§ Exercise prompt
Exactly as they appear, output all of the records. Skip any images.

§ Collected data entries

———

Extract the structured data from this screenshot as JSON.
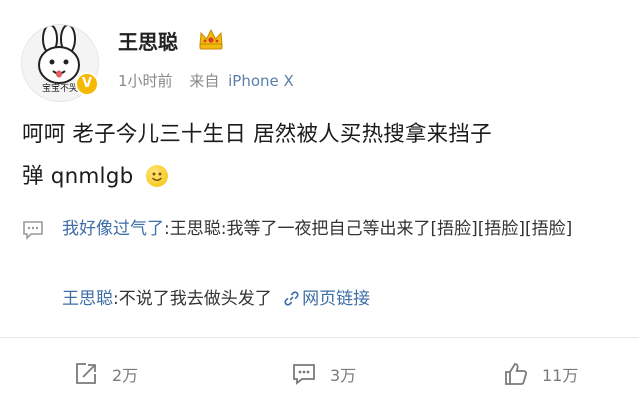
{
  "post": {
    "username": "王思聪",
    "time": "1小时前",
    "source_prefix": "来自",
    "device": "iPhone X",
    "avatar_caption": "宝宝不哭",
    "text_line1": "呵呵 老子今儿三十生日 居然被人买热搜拿来挡子",
    "text_line2": "弹 qnmlgb"
  },
  "hot_comment": {
    "user": "我好像过气了",
    "text": ":王思聪:我等了一夜把自己等出来了[捂脸][捂脸][捂脸]"
  },
  "reply": {
    "user": "王思聪",
    "text": ":不说了我去做头发了",
    "link_label": "网页链接"
  },
  "actions": {
    "repost_count": "2万",
    "comment_count": "3万",
    "like_count": "11万"
  },
  "colors": {
    "link_blue": "#3e6ea7",
    "meta_gray": "#8a8a8a",
    "verified_gold": "#f6b800",
    "crown_gold": "#f2b90f",
    "crown_red": "#d93b2b"
  },
  "icons": [
    "avatar-cartoon",
    "verified-badge-icon",
    "crown-icon",
    "smile-emoji-icon",
    "comment-icon",
    "link-icon",
    "repost-icon",
    "comment-action-icon",
    "like-icon"
  ]
}
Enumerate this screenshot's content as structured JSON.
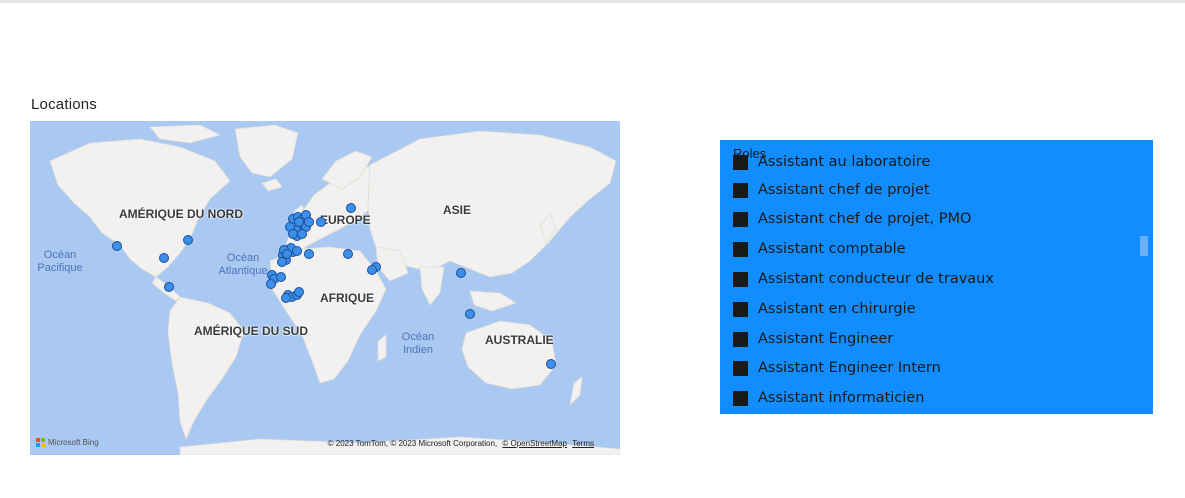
{
  "map": {
    "title": "Locations",
    "continent_labels": {
      "north_america": "AMÉRIQUE DU NORD",
      "europe": "EUROPE",
      "asia": "ASIE",
      "africa": "AFRIQUE",
      "south_america": "AMÉRIQUE DU SUD",
      "australia": "AUSTRALIE"
    },
    "ocean_labels": {
      "pacific": "Océan\nPacifique",
      "atlantic": "Océan\nAtlantique",
      "indian": "Océan\nIndien"
    },
    "provider": "Microsoft Bing",
    "attribution": "© 2023 TomTom, © 2023 Microsoft Corporation,",
    "osm_link": "© OpenStreetMap",
    "terms_link": "Terms",
    "colors": {
      "water": "#a9c8f2",
      "land": "#f2f1ef",
      "marker_fill": "#3d8ee8",
      "marker_stroke": "#1a4f9a"
    }
  },
  "roles_slicer": {
    "title": "Roles",
    "partial_top_item": "Assistant au laboratoire",
    "items": [
      "Assistant chef de projet",
      "Assistant chef de projet, PMO",
      "Assistant comptable",
      "Assistant conducteur de travaux",
      "Assistant en chirurgie",
      "Assistant Engineer",
      "Assistant Engineer Intern",
      "Assistant informaticien"
    ],
    "colors": {
      "background": "#118dff",
      "checkbox": "#1a1a1a",
      "text": "#1a1a1a"
    }
  }
}
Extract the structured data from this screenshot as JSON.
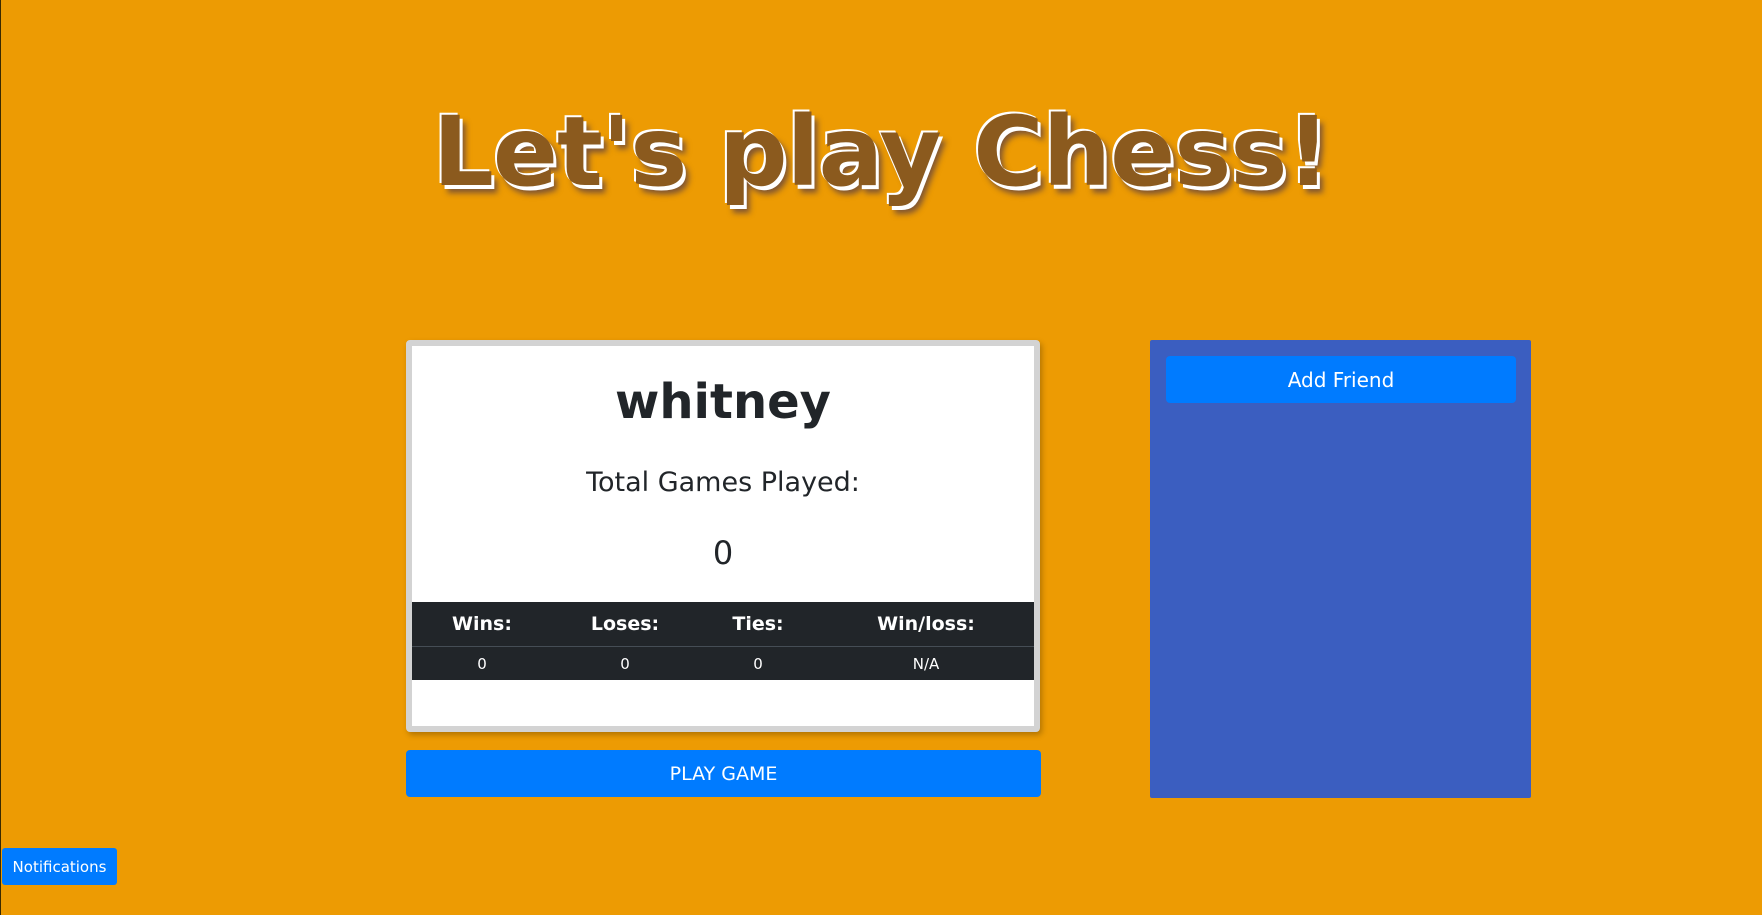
{
  "page": {
    "title": "Let's play Chess!"
  },
  "profile": {
    "username": "whitney",
    "total_games_label": "Total Games Played:",
    "total_games_value": "0",
    "stats": {
      "headers": [
        "Wins:",
        "Loses:",
        "Ties:",
        "Win/loss:"
      ],
      "values": [
        "0",
        "0",
        "0",
        "N/A"
      ]
    }
  },
  "actions": {
    "play_game_label": "PLAY GAME",
    "add_friend_label": "Add Friend",
    "notifications_label": "Notifications"
  },
  "colors": {
    "background": "#ED9B03",
    "primary_button": "#007BFF",
    "friends_panel": "#3B5EC0",
    "table_dark": "#212529",
    "title_text": "#8B5A1E"
  }
}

———

§ Right answer
Extract the structured data from this screenshot as JSON.
{
  "post": {
    "username": "王思聪",
    "time": "1小时前",
    "source_prefix": "来自",
    "device": "iPhone X",
    "avatar_caption": "宝宝不哭",
    "text_line1": "呵呵 老子今儿三十生日 居然被人买热搜拿来挡子",
    "text_line2": "弹 qnmlgb"
  },
  "hot_comment": {
    "user": "我好像过气了",
    "text": ":王思聪:我等了一夜把自己等出来了[捂脸][捂脸][捂脸]"
  },
  "reply": {
    "user": "王思聪",
    "text": ":不说了我去做头发了",
    "link_label": "网页链接"
  },
  "actions": {
    "repost_count": "2万",
    "comment_count": "3万",
    "like_count": "11万"
  },
  "colors": {
    "link_blue": "#3e6ea7",
    "meta_gray": "#8a8a8a",
    "verified_gold": "#f6b800",
    "crown_gold": "#f2b90f",
    "crown_red": "#d93b2b"
  },
  "icons": [
    "avatar-cartoon",
    "verified-badge-icon",
    "crown-icon",
    "smile-emoji-icon",
    "comment-icon",
    "link-icon",
    "repost-icon",
    "comment-action-icon",
    "like-icon"
  ]
}
Enumerate this screenshot's content as structured JSON.
{
  "map": {
    "title": "Locations",
    "continent_labels": {
      "north_america": "AMÉRIQUE DU NORD",
      "europe": "EUROPE",
      "asia": "ASIE",
      "africa": "AFRIQUE",
      "south_america": "AMÉRIQUE DU SUD",
      "australia": "AUSTRALIE"
    },
    "ocean_labels": {
      "pacific": "Océan\nPacifique",
      "atlantic": "Océan\nAtlantique",
      "indian": "Océan\nIndien"
    },
    "provider": "Microsoft Bing",
    "attribution": "© 2023 TomTom, © 2023 Microsoft Corporation,",
    "osm_link": "© OpenStreetMap",
    "terms_link": "Terms",
    "colors": {
      "water": "#a9c8f2",
      "land": "#f2f1ef",
      "marker_fill": "#3d8ee8",
      "marker_stroke": "#1a4f9a"
    }
  },
  "roles_slicer": {
    "title": "Roles",
    "partial_top_item": "Assistant au laboratoire",
    "items": [
      "Assistant chef de projet",
      "Assistant chef de projet, PMO",
      "Assistant comptable",
      "Assistant conducteur de travaux",
      "Assistant en chirurgie",
      "Assistant Engineer",
      "Assistant Engineer Intern",
      "Assistant informaticien"
    ],
    "colors": {
      "background": "#118dff",
      "checkbox": "#1a1a1a",
      "text": "#1a1a1a"
    }
  }
}
Extract the structured data from this screenshot as JSON.
{
  "page": {
    "title": "Let's play Chess!"
  },
  "profile": {
    "username": "whitney",
    "total_games_label": "Total Games Played:",
    "total_games_value": "0",
    "stats": {
      "headers": [
        "Wins:",
        "Loses:",
        "Ties:",
        "Win/loss:"
      ],
      "values": [
        "0",
        "0",
        "0",
        "N/A"
      ]
    }
  },
  "actions": {
    "play_game_label": "PLAY GAME",
    "add_friend_label": "Add Friend",
    "notifications_label": "Notifications"
  },
  "colors": {
    "background": "#ED9B03",
    "primary_button": "#007BFF",
    "friends_panel": "#3B5EC0",
    "table_dark": "#212529",
    "title_text": "#8B5A1E"
  }
}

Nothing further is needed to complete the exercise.